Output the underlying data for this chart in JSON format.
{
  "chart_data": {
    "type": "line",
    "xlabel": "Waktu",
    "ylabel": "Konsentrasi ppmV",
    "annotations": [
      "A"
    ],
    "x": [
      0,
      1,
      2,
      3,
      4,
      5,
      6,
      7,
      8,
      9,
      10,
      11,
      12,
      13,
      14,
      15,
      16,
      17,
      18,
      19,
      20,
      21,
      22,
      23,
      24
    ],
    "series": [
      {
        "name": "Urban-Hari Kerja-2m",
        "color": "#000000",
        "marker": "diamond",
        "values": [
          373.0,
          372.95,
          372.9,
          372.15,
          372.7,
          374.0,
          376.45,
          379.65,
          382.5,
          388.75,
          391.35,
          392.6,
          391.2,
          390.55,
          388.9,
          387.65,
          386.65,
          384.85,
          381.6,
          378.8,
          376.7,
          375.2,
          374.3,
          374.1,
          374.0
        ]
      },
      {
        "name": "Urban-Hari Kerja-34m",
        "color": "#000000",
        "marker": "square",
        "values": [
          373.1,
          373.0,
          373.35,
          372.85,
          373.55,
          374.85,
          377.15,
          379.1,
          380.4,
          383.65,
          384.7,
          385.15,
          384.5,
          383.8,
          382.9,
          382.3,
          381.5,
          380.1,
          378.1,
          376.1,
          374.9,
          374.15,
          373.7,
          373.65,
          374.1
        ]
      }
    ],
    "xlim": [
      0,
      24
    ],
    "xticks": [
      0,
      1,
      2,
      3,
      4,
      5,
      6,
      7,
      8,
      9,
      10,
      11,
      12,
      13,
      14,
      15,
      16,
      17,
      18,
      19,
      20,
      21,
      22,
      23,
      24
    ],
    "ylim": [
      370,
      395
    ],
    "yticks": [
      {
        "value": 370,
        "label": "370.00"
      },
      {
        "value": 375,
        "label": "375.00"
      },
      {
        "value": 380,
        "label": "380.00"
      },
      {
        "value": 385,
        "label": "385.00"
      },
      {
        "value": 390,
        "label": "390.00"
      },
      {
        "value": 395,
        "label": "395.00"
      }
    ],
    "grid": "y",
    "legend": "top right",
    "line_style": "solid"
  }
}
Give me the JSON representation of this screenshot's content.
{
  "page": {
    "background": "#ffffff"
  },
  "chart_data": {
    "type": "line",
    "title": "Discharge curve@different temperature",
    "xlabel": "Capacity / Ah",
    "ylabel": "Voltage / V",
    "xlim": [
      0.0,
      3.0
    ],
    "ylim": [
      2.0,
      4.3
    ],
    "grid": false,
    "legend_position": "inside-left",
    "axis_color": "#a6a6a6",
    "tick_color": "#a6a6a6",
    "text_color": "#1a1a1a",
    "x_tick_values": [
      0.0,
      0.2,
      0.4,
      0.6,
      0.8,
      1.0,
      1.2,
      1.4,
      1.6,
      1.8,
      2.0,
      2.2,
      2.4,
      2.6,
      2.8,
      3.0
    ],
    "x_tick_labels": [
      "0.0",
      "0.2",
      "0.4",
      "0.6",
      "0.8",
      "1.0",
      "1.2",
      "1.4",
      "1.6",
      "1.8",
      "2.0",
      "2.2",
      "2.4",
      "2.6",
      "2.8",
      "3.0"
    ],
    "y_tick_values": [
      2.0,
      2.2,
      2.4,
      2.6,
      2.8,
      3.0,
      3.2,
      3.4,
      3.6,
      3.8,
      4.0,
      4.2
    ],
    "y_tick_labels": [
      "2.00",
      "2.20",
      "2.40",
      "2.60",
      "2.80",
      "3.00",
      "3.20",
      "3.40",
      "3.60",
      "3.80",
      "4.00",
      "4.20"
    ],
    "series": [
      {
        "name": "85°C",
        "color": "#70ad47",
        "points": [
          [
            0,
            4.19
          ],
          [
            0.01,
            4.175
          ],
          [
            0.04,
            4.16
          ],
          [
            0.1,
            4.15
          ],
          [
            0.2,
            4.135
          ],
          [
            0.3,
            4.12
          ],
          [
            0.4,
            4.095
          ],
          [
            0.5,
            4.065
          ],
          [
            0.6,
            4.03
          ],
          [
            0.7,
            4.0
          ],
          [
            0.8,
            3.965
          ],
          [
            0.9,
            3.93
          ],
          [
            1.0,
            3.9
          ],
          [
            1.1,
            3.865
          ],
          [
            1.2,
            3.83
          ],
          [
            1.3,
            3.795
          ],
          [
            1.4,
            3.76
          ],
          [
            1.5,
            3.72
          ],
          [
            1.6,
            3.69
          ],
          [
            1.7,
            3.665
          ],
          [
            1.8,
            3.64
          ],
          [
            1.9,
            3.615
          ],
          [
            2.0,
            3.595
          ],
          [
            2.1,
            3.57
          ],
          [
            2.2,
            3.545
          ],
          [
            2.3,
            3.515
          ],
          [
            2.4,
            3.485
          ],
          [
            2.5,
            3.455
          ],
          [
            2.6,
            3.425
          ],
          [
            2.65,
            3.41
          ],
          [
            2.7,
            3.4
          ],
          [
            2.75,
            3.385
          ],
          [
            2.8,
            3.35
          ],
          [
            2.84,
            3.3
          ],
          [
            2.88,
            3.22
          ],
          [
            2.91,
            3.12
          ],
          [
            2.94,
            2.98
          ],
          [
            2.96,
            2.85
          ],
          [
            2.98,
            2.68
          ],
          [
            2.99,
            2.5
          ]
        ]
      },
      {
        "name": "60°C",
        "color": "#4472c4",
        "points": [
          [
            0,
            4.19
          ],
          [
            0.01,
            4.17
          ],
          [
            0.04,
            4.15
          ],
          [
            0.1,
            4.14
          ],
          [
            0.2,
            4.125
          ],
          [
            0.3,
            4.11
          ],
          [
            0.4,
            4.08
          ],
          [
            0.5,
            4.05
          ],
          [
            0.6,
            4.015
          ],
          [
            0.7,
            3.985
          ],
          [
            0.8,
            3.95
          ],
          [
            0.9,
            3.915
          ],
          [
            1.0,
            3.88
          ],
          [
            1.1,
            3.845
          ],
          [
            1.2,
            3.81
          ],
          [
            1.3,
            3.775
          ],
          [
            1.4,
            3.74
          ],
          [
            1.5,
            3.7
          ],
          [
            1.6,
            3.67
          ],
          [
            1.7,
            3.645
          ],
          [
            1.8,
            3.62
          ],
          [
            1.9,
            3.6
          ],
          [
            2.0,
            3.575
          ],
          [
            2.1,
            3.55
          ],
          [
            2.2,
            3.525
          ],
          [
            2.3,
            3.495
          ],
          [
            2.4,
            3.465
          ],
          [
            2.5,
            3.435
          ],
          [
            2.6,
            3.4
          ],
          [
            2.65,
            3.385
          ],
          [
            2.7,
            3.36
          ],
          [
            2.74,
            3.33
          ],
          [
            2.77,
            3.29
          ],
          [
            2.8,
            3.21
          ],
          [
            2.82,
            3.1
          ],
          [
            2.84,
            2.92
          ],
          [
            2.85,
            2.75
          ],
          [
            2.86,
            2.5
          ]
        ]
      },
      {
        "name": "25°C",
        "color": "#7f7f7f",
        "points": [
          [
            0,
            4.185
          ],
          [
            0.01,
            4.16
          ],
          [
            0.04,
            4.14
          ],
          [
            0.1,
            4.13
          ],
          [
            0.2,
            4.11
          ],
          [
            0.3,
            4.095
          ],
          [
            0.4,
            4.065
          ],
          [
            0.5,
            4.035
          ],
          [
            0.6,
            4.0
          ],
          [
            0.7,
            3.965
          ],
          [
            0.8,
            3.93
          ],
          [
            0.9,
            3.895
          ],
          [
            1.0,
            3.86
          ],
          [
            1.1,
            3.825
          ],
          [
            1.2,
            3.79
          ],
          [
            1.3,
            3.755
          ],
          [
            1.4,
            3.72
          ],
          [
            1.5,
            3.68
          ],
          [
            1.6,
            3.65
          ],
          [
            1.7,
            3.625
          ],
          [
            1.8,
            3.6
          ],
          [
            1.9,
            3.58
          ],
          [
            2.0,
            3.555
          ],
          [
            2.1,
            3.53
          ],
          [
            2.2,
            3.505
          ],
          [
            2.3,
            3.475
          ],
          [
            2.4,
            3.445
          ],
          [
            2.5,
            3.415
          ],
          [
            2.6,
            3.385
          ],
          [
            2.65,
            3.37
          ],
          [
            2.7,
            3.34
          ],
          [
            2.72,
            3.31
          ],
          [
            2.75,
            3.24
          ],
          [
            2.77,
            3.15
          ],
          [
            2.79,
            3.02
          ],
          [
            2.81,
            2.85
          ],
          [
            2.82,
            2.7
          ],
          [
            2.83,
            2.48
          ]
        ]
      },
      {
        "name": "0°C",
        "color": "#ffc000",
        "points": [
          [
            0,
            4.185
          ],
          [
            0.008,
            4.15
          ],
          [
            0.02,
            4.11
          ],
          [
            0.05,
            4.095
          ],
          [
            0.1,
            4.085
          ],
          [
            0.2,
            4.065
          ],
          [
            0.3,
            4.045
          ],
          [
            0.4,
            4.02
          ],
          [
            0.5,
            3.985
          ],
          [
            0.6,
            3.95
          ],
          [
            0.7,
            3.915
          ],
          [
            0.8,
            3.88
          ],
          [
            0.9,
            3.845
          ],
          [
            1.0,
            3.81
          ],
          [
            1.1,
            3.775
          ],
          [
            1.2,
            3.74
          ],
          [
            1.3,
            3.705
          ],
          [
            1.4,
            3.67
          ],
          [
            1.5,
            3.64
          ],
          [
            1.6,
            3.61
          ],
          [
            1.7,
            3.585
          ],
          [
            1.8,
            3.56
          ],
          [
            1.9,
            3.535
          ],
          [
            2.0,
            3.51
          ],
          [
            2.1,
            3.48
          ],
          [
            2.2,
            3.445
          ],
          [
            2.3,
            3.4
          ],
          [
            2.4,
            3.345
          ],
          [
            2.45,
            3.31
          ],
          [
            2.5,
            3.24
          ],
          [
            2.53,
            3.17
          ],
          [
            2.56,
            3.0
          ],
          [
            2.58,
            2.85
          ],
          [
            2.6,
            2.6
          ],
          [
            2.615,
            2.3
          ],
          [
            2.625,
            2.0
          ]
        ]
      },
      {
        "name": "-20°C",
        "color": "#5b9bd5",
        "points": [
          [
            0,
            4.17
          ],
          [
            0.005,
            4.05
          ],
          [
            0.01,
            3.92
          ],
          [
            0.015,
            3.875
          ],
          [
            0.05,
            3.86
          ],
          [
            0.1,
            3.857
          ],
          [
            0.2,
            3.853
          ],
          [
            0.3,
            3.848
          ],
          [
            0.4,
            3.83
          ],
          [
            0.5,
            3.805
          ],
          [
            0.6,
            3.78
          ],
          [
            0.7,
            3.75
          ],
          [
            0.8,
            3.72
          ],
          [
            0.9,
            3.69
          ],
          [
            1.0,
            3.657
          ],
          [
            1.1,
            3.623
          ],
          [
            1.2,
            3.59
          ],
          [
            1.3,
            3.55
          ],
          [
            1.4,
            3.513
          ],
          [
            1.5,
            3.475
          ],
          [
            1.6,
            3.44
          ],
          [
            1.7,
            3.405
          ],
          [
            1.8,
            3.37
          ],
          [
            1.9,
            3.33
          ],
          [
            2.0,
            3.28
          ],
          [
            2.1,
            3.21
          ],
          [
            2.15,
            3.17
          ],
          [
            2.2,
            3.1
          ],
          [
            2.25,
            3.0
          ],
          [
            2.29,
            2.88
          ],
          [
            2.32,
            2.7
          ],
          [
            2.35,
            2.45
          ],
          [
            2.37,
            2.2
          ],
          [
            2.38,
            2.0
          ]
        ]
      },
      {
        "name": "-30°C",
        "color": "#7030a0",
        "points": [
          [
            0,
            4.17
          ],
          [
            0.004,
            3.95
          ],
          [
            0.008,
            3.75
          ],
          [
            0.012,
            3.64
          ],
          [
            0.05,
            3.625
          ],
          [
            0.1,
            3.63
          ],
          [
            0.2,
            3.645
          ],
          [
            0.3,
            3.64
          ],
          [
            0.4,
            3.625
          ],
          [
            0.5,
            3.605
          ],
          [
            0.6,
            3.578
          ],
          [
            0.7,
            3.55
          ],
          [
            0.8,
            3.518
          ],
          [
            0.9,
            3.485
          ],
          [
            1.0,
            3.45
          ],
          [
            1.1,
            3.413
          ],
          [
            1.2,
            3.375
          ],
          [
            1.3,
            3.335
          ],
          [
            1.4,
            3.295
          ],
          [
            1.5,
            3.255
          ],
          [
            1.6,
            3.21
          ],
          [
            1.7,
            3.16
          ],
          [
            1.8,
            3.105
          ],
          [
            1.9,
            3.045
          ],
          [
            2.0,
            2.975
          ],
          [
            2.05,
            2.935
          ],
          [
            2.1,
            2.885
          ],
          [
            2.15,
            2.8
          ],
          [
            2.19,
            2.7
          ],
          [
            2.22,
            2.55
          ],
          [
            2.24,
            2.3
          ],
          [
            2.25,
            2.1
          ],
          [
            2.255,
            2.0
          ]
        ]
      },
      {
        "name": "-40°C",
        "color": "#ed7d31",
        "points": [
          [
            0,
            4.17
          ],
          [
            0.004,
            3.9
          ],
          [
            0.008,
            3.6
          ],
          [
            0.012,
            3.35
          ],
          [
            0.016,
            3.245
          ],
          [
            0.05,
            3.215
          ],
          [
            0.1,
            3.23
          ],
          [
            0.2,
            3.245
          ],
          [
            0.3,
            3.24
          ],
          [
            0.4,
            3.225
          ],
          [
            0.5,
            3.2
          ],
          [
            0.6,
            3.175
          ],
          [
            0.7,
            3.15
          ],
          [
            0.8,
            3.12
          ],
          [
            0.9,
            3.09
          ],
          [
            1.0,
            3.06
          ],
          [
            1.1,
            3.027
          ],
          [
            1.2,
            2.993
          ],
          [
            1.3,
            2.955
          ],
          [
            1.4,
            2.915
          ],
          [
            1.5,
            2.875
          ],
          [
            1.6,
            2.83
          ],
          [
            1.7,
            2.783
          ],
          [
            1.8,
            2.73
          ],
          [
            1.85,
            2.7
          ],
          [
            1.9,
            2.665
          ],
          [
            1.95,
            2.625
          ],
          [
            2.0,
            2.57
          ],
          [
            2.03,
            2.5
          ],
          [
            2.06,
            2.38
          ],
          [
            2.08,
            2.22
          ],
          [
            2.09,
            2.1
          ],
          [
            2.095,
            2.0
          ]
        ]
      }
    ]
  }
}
========================
> [Objective]: Show the lines of the material that contain the word "ylabel".

> [Written answer]:
    "ylabel": "Konsentrasi ppmV",
    "ylabel": "Voltage / V",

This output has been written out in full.